◆ **TEKS YANG DIBERIKAN**

§ §

Al-Imam ash-Shan’ani rahimahullaah mengatakan, “Suap hukumnya adalah haram menurut kesepakatan para ulama, sama saja apakah diberikan kepada hakim (atau jaksa) atau petugas yang menarik zakat dan selain keduanya. Karena sesungguhnya Allah subhaanahu wa ta’aalaa telah berfirman:
وَلَا تَأْكُلُوا أَمْوَالَكُمْ بَيْنَكُمْ بِالْبَاطِلِ وَتُدْلُوا بِهَا إِلَى الْحُكَّامِ لِتَأْكُلُوا فَرِيقًا مِنْ أَمْوَالِ النَّاسِ بِالْإِثْمِ وَأَنْتُمْ تَعْلَمُونَ
“Dan janganlah sebagian kamu memakan harta sebagian yang lain di antara kamu dengan jalan yang tidak benar dan (janganlah) kamu membawa (urusan) harta itu kepada hakim, supaya kamu dapat memakan sebagian harta orang lain dengan (jalan berbuat) dosa, dalam keadaan kamu mengetahui.” (Al-Baqarah:188) (Lihat Subulus Salam 2/577)

§ §

◆ **PETUNJUK TUGAS**
Tulis ulang seluruh teks tentang hukum suap di atas kata demi kata, termasuk ayat berbahasa Arabnya.

◆ **DATA YANG DITAMPILKAN**
§ §

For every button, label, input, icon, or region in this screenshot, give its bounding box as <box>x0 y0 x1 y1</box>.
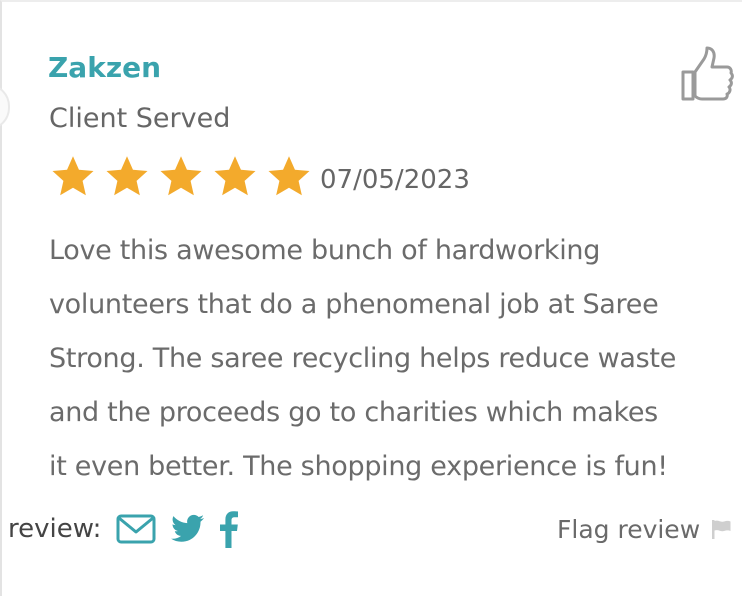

§ §

◆ **HASIL KELUARAN**
Al-Imam ash-Shan’ani rahimahullaah mengatakan, “Suap hukumnya adalah haram menurut kesepakatan para ulama, sama saja apakah diberikan kepada hakim (atau jaksa) atau petugas yang menarik zakat dan selain keduanya. Karena sesungguhnya Allah subhaanahu wa ta’aalaa telah berfirman:
وَلَا تَأْكُلُوا أَمْوَالَكُمْ بَيْنَكُمْ بِالْبَاطِلِ وَتُدْلُوا بِهَا إِلَى الْحُكَّامِ لِتَأْكُلُوا فَرِيقًا مِنْ أَمْوَالِ النَّاسِ بِالْإِثْمِ وَأَنْتُمْ تَعْلَمُونَ
“Dan janganlah sebagian kamu memakan harta sebagian yang lain di antara kamu dengan jalan yang tidak benar dan (janganlah) kamu membawa (urusan) harta itu kepada hakim, supaya kamu dapat memakan sebagian harta orang lain dengan (jalan berbuat) dosa, dalam keadaan kamu mengetahui.” (Al-Baqarah:188) (Lihat Subulus Salam 2/577)